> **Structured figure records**

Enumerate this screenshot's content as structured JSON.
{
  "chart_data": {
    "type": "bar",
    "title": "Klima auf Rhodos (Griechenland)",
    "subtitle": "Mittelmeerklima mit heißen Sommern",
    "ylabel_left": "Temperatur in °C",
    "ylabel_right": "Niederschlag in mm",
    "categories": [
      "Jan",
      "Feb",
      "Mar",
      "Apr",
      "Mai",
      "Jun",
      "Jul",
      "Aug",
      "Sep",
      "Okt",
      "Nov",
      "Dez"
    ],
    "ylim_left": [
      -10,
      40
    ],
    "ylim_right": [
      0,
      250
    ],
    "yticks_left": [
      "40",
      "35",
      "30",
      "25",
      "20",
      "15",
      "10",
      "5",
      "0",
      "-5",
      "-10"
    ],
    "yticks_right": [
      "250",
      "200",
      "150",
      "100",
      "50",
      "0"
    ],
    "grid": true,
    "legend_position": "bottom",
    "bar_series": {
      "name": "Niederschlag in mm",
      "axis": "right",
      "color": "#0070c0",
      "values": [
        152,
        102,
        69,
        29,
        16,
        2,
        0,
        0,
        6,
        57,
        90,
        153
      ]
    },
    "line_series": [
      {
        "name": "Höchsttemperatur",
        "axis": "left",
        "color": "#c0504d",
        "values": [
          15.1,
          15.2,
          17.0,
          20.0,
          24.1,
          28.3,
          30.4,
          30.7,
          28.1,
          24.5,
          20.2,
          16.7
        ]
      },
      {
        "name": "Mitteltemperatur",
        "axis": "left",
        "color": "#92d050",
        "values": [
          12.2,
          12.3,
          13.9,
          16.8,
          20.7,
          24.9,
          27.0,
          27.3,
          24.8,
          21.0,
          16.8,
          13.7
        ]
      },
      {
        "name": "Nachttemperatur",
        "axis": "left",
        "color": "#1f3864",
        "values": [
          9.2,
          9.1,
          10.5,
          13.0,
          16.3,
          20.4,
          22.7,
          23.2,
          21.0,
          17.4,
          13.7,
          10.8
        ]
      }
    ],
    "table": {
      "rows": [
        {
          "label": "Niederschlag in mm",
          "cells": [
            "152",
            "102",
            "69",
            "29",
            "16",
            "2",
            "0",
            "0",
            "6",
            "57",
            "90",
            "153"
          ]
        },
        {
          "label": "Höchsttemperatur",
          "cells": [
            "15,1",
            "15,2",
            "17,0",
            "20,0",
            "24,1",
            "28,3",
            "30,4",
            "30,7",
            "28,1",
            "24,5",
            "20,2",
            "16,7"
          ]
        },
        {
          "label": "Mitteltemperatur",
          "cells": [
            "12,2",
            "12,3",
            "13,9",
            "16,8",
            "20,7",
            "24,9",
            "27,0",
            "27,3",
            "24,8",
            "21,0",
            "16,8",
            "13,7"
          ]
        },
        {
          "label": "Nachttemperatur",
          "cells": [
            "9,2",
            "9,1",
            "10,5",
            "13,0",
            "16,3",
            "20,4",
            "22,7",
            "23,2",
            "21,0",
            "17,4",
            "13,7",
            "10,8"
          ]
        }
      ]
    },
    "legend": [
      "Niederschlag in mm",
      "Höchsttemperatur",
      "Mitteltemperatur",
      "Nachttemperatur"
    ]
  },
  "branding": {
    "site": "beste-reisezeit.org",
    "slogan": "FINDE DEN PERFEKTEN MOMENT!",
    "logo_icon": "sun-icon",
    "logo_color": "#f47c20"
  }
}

> **Instruction**
Retype every record above exactly as it appears.

> **Complete output**
Enumerate this screenshot's content as structured JSON.
{
  "chart_data": {
    "type": "bar",
    "title": "Klima auf Rhodos (Griechenland)",
    "subtitle": "Mittelmeerklima mit heißen Sommern",
    "ylabel_left": "Temperatur in °C",
    "ylabel_right": "Niederschlag in mm",
    "categories": [
      "Jan",
      "Feb",
      "Mar",
      "Apr",
      "Mai",
      "Jun",
      "Jul",
      "Aug",
      "Sep",
      "Okt",
      "Nov",
      "Dez"
    ],
    "ylim_left": [
      -10,
      40
    ],
    "ylim_right": [
      0,
      250
    ],
    "yticks_left": [
      "40",
      "35",
      "30",
      "25",
      "20",
      "15",
      "10",
      "5",
      "0",
      "-5",
      "-10"
    ],
    "yticks_right": [
      "250",
      "200",
      "150",
      "100",
      "50",
      "0"
    ],
    "grid": true,
    "legend_position": "bottom",
    "bar_series": {
      "name": "Niederschlag in mm",
      "axis": "right",
      "color": "#0070c0",
      "values": [
        152,
        102,
        69,
        29,
        16,
        2,
        0,
        0,
        6,
        57,
        90,
        153
      ]
    },
    "line_series": [
      {
        "name": "Höchsttemperatur",
        "axis": "left",
        "color": "#c0504d",
        "values": [
          15.1,
          15.2,
          17.0,
          20.0,
          24.1,
          28.3,
          30.4,
          30.7,
          28.1,
          24.5,
          20.2,
          16.7
        ]
      },
      {
        "name": "Mitteltemperatur",
        "axis": "left",
        "color": "#92d050",
        "values": [
          12.2,
          12.3,
          13.9,
          16.8,
          20.7,
          24.9,
          27.0,
          27.3,
          24.8,
          21.0,
          16.8,
          13.7
        ]
      },
      {
        "name": "Nachttemperatur",
        "axis": "left",
        "color": "#1f3864",
        "values": [
          9.2,
          9.1,
          10.5,
          13.0,
          16.3,
          20.4,
          22.7,
          23.2,
          21.0,
          17.4,
          13.7,
          10.8
        ]
      }
    ],
    "table": {
      "rows": [
        {
          "label": "Niederschlag in mm",
          "cells": [
            "152",
            "102",
            "69",
            "29",
            "16",
            "2",
            "0",
            "0",
            "6",
            "57",
            "90",
            "153"
          ]
        },
        {
          "label": "Höchsttemperatur",
          "cells": [
            "15,1",
            "15,2",
            "17,0",
            "20,0",
            "24,1",
            "28,3",
            "30,4",
            "30,7",
            "28,1",
            "24,5",
            "20,2",
            "16,7"
          ]
        },
        {
          "label": "Mitteltemperatur",
          "cells": [
            "12,2",
            "12,3",
            "13,9",
            "16,8",
            "20,7",
            "24,9",
            "27,0",
            "27,3",
            "24,8",
            "21,0",
            "16,8",
            "13,7"
          ]
        },
        {
          "label": "Nachttemperatur",
          "cells": [
            "9,2",
            "9,1",
            "10,5",
            "13,0",
            "16,3",
            "20,4",
            "22,7",
            "23,2",
            "21,0",
            "17,4",
            "13,7",
            "10,8"
          ]
        }
      ]
    },
    "legend": [
      "Niederschlag in mm",
      "Höchsttemperatur",
      "Mitteltemperatur",
      "Nachttemperatur"
    ]
  },
  "branding": {
    "site": "beste-reisezeit.org",
    "slogan": "FINDE DEN PERFEKTEN MOMENT!",
    "logo_icon": "sun-icon",
    "logo_color": "#f47c20"
  }
}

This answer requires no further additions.